Work instructions: Reproduce every line of the listing below word for word, with nothing changed.

[Annotated element listings]
——————————

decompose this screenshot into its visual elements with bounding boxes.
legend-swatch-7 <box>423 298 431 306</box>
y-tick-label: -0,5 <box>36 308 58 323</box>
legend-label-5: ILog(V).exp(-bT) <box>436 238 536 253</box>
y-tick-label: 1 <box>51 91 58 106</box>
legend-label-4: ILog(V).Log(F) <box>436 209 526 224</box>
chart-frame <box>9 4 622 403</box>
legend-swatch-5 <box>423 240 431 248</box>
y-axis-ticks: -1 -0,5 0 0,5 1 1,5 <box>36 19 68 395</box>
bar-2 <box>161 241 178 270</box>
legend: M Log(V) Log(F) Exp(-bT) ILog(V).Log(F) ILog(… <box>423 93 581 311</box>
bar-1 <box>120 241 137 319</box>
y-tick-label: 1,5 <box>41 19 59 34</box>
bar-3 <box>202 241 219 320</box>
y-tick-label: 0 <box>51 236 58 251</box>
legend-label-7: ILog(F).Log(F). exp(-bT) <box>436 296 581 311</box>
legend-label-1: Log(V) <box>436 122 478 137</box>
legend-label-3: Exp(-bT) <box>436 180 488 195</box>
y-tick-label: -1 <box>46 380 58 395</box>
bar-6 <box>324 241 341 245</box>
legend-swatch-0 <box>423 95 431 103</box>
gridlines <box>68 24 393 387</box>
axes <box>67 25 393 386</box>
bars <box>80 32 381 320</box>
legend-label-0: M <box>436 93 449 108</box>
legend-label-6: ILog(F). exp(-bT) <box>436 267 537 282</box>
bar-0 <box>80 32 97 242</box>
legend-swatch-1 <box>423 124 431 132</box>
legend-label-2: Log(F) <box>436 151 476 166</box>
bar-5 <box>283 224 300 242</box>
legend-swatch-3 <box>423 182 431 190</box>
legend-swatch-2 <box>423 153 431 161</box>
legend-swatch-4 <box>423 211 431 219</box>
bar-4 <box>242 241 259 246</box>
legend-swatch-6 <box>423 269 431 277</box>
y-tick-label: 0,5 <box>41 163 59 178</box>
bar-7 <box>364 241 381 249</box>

——————————

Exercise result:
decompose this screenshot into its visual elements with bounding boxes.
legend-swatch-7 <box>423 298 431 306</box>
y-tick-label: -0,5 <box>36 308 58 323</box>
legend-label-5: ILog(V).exp(-bT) <box>436 238 536 253</box>
y-tick-label: 1 <box>51 91 58 106</box>
legend-label-4: ILog(V).Log(F) <box>436 209 526 224</box>
chart-frame <box>9 4 622 403</box>
legend-swatch-5 <box>423 240 431 248</box>
y-axis-ticks: -1 -0,5 0 0,5 1 1,5 <box>36 19 68 395</box>
bar-2 <box>161 241 178 270</box>
legend: M Log(V) Log(F) Exp(-bT) ILog(V).Log(F) ILog(… <box>423 93 581 311</box>
bar-1 <box>120 241 137 319</box>
y-tick-label: 1,5 <box>41 19 59 34</box>
bar-3 <box>202 241 219 320</box>
y-tick-label: 0 <box>51 236 58 251</box>
legend-label-7: ILog(F).Log(F). exp(-bT) <box>436 296 581 311</box>
legend-label-1: Log(V) <box>436 122 478 137</box>
legend-label-3: Exp(-bT) <box>436 180 488 195</box>
y-tick-label: -1 <box>46 380 58 395</box>
bar-6 <box>324 241 341 245</box>
legend-swatch-0 <box>423 95 431 103</box>
gridlines <box>68 24 393 387</box>
axes <box>67 25 393 386</box>
bars <box>80 32 381 320</box>
legend-label-0: M <box>436 93 449 108</box>
legend-label-6: ILog(F). exp(-bT) <box>436 267 537 282</box>
bar-0 <box>80 32 97 242</box>
legend-swatch-1 <box>423 124 431 132</box>
legend-label-2: Log(F) <box>436 151 476 166</box>
bar-5 <box>283 224 300 242</box>
legend-swatch-3 <box>423 182 431 190</box>
legend-swatch-2 <box>423 153 431 161</box>
legend-swatch-4 <box>423 211 431 219</box>
bar-4 <box>242 241 259 246</box>
legend-swatch-6 <box>423 269 431 277</box>
y-tick-label: 0,5 <box>41 163 59 178</box>
bar-7 <box>364 241 381 249</box>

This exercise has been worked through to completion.